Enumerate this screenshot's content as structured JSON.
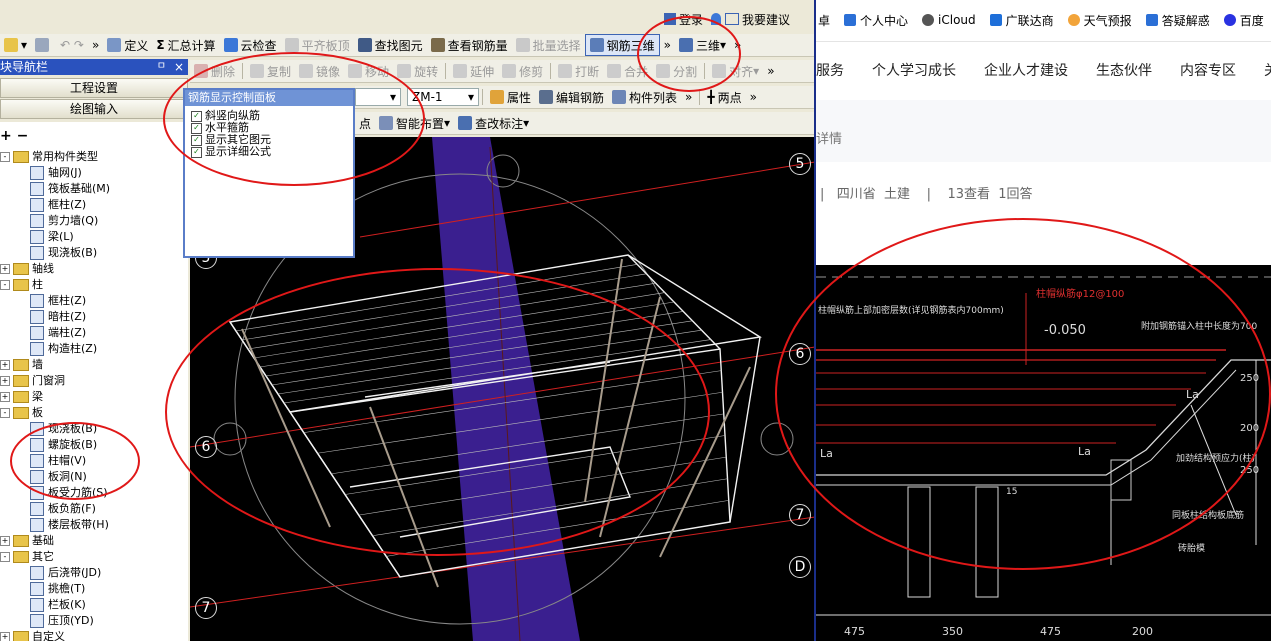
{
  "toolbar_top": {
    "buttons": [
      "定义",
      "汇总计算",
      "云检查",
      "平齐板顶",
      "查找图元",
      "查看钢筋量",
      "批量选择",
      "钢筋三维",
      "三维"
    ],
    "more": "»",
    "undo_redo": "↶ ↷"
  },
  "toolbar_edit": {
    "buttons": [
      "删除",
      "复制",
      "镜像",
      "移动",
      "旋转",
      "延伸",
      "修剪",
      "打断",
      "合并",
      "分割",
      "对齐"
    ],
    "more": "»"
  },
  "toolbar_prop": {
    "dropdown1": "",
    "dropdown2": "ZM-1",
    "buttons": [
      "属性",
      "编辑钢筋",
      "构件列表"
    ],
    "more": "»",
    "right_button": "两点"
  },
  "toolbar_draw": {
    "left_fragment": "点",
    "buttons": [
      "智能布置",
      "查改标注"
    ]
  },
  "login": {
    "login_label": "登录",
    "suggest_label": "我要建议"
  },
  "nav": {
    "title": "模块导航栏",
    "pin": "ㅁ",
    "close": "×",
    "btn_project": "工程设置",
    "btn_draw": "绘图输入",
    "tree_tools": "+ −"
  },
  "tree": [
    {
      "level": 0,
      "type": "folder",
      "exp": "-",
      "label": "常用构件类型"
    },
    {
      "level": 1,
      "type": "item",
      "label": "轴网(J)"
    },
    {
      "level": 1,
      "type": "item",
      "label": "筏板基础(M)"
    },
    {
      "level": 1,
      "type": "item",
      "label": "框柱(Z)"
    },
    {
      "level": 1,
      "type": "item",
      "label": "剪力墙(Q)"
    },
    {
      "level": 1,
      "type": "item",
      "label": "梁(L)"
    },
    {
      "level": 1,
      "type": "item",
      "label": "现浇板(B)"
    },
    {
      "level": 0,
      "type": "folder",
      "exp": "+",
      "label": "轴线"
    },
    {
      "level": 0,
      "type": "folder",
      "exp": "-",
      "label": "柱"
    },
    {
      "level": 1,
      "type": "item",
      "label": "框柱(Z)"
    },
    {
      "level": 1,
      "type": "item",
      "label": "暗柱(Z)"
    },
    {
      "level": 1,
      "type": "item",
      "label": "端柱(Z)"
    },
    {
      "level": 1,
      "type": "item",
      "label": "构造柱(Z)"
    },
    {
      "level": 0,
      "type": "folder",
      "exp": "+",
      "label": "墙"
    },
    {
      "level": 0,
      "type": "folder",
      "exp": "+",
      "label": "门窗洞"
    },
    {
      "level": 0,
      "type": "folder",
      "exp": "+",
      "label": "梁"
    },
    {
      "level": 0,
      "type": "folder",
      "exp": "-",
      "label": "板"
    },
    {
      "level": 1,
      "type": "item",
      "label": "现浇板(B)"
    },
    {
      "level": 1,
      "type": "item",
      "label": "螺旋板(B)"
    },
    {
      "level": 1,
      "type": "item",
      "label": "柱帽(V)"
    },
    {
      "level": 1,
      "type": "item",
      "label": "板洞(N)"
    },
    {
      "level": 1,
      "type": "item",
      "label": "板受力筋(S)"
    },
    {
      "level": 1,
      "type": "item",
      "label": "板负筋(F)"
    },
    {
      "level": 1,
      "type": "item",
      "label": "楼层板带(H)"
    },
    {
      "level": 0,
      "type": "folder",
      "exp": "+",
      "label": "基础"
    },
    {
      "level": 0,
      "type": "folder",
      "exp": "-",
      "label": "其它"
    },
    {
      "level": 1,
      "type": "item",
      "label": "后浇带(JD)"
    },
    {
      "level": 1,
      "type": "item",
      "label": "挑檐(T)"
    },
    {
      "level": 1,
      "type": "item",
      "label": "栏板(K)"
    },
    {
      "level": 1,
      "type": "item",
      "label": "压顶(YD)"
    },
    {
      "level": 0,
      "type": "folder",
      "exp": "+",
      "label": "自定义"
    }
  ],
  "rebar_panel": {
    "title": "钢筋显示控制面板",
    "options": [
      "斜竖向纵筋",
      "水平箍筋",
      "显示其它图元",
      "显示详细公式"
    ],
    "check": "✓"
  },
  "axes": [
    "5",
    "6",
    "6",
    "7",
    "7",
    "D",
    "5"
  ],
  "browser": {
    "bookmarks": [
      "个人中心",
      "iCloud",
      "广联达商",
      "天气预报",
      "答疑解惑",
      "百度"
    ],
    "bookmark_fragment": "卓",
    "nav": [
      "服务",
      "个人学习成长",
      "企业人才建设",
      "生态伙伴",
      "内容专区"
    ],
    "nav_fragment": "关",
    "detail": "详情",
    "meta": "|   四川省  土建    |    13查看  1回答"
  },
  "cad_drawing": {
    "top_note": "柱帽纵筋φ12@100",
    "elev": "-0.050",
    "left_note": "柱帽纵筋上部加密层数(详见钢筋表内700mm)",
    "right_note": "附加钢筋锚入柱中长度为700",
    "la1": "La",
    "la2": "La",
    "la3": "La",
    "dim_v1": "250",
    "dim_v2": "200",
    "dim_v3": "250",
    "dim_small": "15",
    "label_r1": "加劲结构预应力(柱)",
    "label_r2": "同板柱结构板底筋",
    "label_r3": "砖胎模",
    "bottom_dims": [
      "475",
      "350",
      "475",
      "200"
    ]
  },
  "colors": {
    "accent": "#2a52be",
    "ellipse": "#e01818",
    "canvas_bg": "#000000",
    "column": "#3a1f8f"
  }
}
________
Exercise aim - Each entry above should be reproduced exactly, with the pictures removed.

Answer for this exercise -
Enumerate this screenshot's content as structured JSON.
{
  "toolbar_top": {
    "buttons": [
      "定义",
      "汇总计算",
      "云检查",
      "平齐板顶",
      "查找图元",
      "查看钢筋量",
      "批量选择",
      "钢筋三维",
      "三维"
    ],
    "more": "»",
    "undo_redo": "↶ ↷"
  },
  "toolbar_edit": {
    "buttons": [
      "删除",
      "复制",
      "镜像",
      "移动",
      "旋转",
      "延伸",
      "修剪",
      "打断",
      "合并",
      "分割",
      "对齐"
    ],
    "more": "»"
  },
  "toolbar_prop": {
    "dropdown1": "",
    "dropdown2": "ZM-1",
    "buttons": [
      "属性",
      "编辑钢筋",
      "构件列表"
    ],
    "more": "»",
    "right_button": "两点"
  },
  "toolbar_draw": {
    "left_fragment": "点",
    "buttons": [
      "智能布置",
      "查改标注"
    ]
  },
  "login": {
    "login_label": "登录",
    "suggest_label": "我要建议"
  },
  "nav": {
    "title": "模块导航栏",
    "pin": "ㅁ",
    "close": "×",
    "btn_project": "工程设置",
    "btn_draw": "绘图输入",
    "tree_tools": "+ −"
  },
  "tree": [
    {
      "level": 0,
      "type": "folder",
      "exp": "-",
      "label": "常用构件类型"
    },
    {
      "level": 1,
      "type": "item",
      "label": "轴网(J)"
    },
    {
      "level": 1,
      "type": "item",
      "label": "筏板基础(M)"
    },
    {
      "level": 1,
      "type": "item",
      "label": "框柱(Z)"
    },
    {
      "level": 1,
      "type": "item",
      "label": "剪力墙(Q)"
    },
    {
      "level": 1,
      "type": "item",
      "label": "梁(L)"
    },
    {
      "level": 1,
      "type": "item",
      "label": "现浇板(B)"
    },
    {
      "level": 0,
      "type": "folder",
      "exp": "+",
      "label": "轴线"
    },
    {
      "level": 0,
      "type": "folder",
      "exp": "-",
      "label": "柱"
    },
    {
      "level": 1,
      "type": "item",
      "label": "框柱(Z)"
    },
    {
      "level": 1,
      "type": "item",
      "label": "暗柱(Z)"
    },
    {
      "level": 1,
      "type": "item",
      "label": "端柱(Z)"
    },
    {
      "level": 1,
      "type": "item",
      "label": "构造柱(Z)"
    },
    {
      "level": 0,
      "type": "folder",
      "exp": "+",
      "label": "墙"
    },
    {
      "level": 0,
      "type": "folder",
      "exp": "+",
      "label": "门窗洞"
    },
    {
      "level": 0,
      "type": "folder",
      "exp": "+",
      "label": "梁"
    },
    {
      "level": 0,
      "type": "folder",
      "exp": "-",
      "label": "板"
    },
    {
      "level": 1,
      "type": "item",
      "label": "现浇板(B)"
    },
    {
      "level": 1,
      "type": "item",
      "label": "螺旋板(B)"
    },
    {
      "level": 1,
      "type": "item",
      "label": "柱帽(V)"
    },
    {
      "level": 1,
      "type": "item",
      "label": "板洞(N)"
    },
    {
      "level": 1,
      "type": "item",
      "label": "板受力筋(S)"
    },
    {
      "level": 1,
      "type": "item",
      "label": "板负筋(F)"
    },
    {
      "level": 1,
      "type": "item",
      "label": "楼层板带(H)"
    },
    {
      "level": 0,
      "type": "folder",
      "exp": "+",
      "label": "基础"
    },
    {
      "level": 0,
      "type": "folder",
      "exp": "-",
      "label": "其它"
    },
    {
      "level": 1,
      "type": "item",
      "label": "后浇带(JD)"
    },
    {
      "level": 1,
      "type": "item",
      "label": "挑檐(T)"
    },
    {
      "level": 1,
      "type": "item",
      "label": "栏板(K)"
    },
    {
      "level": 1,
      "type": "item",
      "label": "压顶(YD)"
    },
    {
      "level": 0,
      "type": "folder",
      "exp": "+",
      "label": "自定义"
    }
  ],
  "rebar_panel": {
    "title": "钢筋显示控制面板",
    "options": [
      "斜竖向纵筋",
      "水平箍筋",
      "显示其它图元",
      "显示详细公式"
    ],
    "check": "✓"
  },
  "axes": [
    "5",
    "6",
    "6",
    "7",
    "7",
    "D",
    "5"
  ],
  "browser": {
    "bookmarks": [
      "个人中心",
      "iCloud",
      "广联达商",
      "天气预报",
      "答疑解惑",
      "百度"
    ],
    "bookmark_fragment": "卓",
    "nav": [
      "服务",
      "个人学习成长",
      "企业人才建设",
      "生态伙伴",
      "内容专区"
    ],
    "nav_fragment": "关",
    "detail": "详情",
    "meta": "|   四川省  土建    |    13查看  1回答"
  },
  "cad_drawing": {
    "top_note": "柱帽纵筋φ12@100",
    "elev": "-0.050",
    "left_note": "柱帽纵筋上部加密层数(详见钢筋表内700mm)",
    "right_note": "附加钢筋锚入柱中长度为700",
    "la1": "La",
    "la2": "La",
    "la3": "La",
    "dim_v1": "250",
    "dim_v2": "200",
    "dim_v3": "250",
    "dim_small": "15",
    "label_r1": "加劲结构预应力(柱)",
    "label_r2": "同板柱结构板底筋",
    "label_r3": "砖胎模",
    "bottom_dims": [
      "475",
      "350",
      "475",
      "200"
    ]
  },
  "colors": {
    "accent": "#2a52be",
    "ellipse": "#e01818",
    "canvas_bg": "#000000",
    "column": "#3a1f8f"
  }
}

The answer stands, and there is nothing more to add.